** Start **

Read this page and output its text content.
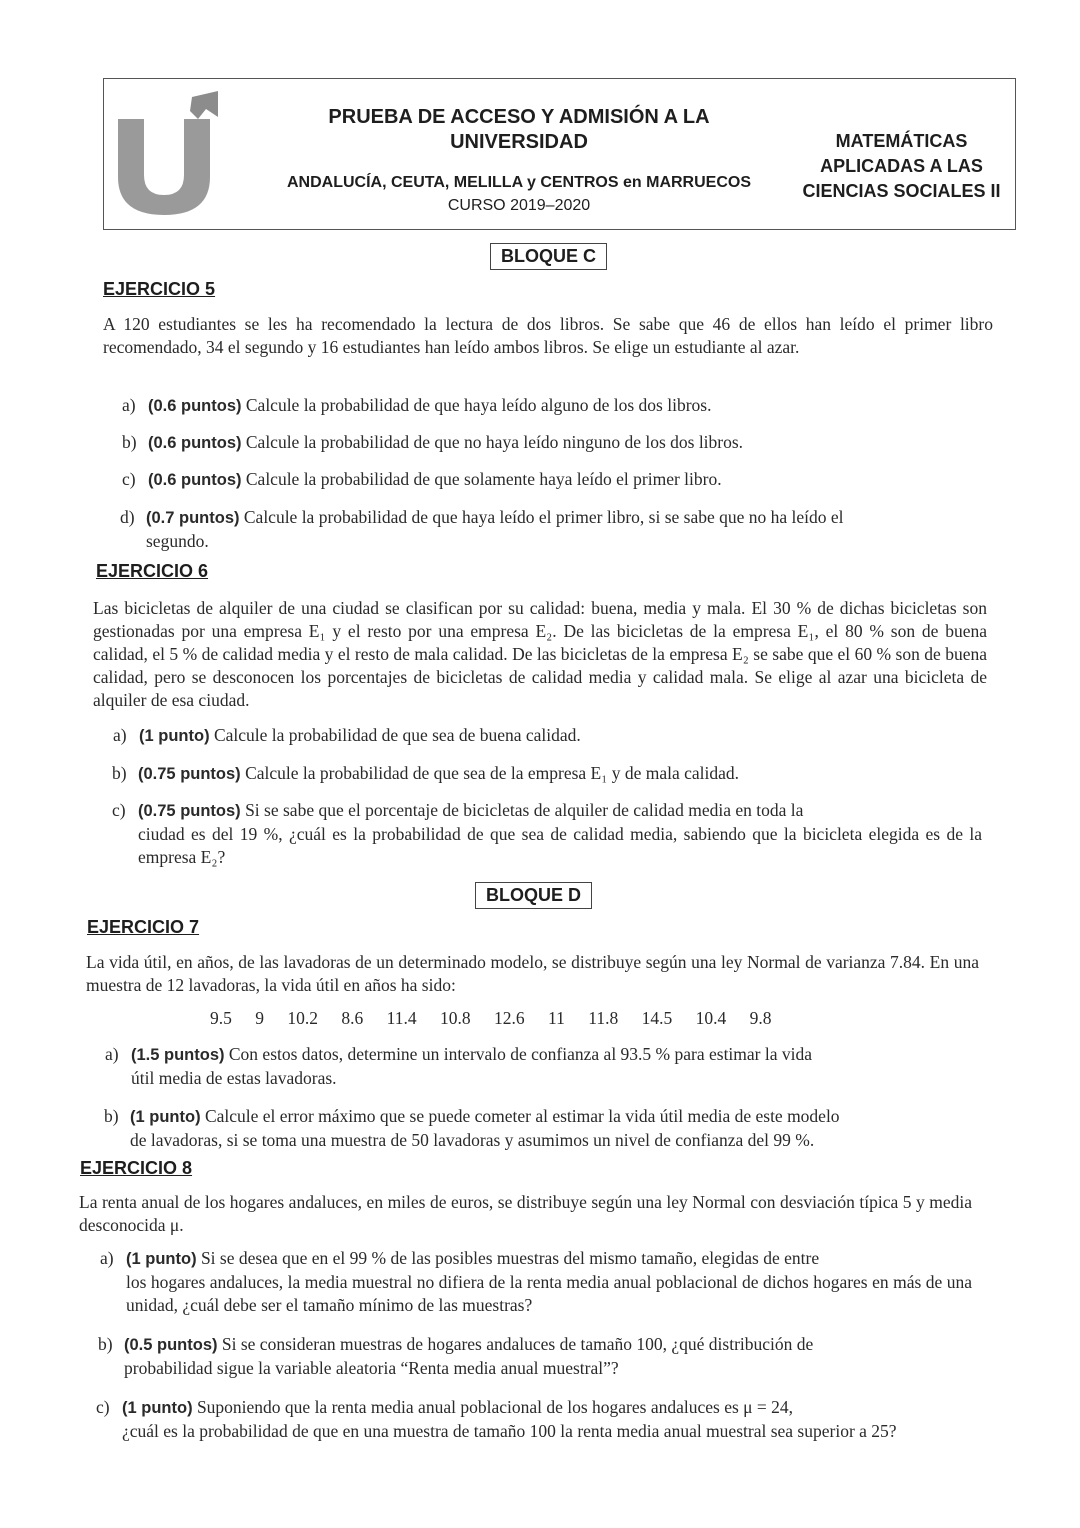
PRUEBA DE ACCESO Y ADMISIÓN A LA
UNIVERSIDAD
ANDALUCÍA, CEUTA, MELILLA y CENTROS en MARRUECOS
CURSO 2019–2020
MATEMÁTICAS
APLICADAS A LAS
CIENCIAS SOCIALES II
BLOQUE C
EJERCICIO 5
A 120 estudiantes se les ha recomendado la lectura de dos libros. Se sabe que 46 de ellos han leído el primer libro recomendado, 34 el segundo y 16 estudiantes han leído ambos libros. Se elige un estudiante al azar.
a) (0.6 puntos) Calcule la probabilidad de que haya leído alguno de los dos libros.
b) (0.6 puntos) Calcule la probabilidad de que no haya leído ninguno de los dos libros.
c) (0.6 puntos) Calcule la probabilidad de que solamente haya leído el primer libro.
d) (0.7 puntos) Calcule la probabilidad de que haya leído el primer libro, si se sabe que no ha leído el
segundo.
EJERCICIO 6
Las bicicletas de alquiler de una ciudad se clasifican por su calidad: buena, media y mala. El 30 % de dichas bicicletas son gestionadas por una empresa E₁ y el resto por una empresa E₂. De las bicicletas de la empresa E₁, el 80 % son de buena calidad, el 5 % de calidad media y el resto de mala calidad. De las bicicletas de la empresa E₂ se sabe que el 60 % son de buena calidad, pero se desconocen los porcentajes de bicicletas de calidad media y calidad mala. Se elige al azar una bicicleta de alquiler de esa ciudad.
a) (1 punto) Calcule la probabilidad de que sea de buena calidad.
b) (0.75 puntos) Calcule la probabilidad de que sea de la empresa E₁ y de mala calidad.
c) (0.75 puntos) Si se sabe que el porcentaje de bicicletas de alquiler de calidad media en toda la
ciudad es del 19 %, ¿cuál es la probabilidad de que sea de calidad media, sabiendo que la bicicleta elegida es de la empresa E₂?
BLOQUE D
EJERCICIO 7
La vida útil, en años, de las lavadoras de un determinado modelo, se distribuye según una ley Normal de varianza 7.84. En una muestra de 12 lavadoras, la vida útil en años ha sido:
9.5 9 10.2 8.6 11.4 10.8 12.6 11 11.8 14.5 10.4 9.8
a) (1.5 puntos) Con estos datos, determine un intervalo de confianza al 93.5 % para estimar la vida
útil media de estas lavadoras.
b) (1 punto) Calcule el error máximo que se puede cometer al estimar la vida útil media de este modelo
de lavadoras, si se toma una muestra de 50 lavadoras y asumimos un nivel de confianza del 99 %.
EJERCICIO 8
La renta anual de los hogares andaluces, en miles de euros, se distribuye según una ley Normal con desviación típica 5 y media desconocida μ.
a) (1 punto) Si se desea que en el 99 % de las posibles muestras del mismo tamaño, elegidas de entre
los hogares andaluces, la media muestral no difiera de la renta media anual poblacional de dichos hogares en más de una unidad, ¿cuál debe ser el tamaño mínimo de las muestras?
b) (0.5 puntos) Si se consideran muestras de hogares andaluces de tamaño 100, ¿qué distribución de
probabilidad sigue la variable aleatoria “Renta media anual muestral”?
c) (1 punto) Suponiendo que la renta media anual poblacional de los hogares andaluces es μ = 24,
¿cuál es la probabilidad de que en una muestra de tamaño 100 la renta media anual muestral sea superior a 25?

** End **

**Task description:** Copy out the lines that hold "modelo".

**Response to this task:**
La vida útil, en años, de las lavadoras de un determinado modelo, se distribuye según una ley Normal de varianza 7.84. En una muestra de 12 lavadoras, la vida útil en años ha sido:
b) (1 punto) Calcule el error máximo que se puede cometer al estimar la vida útil media de este modelo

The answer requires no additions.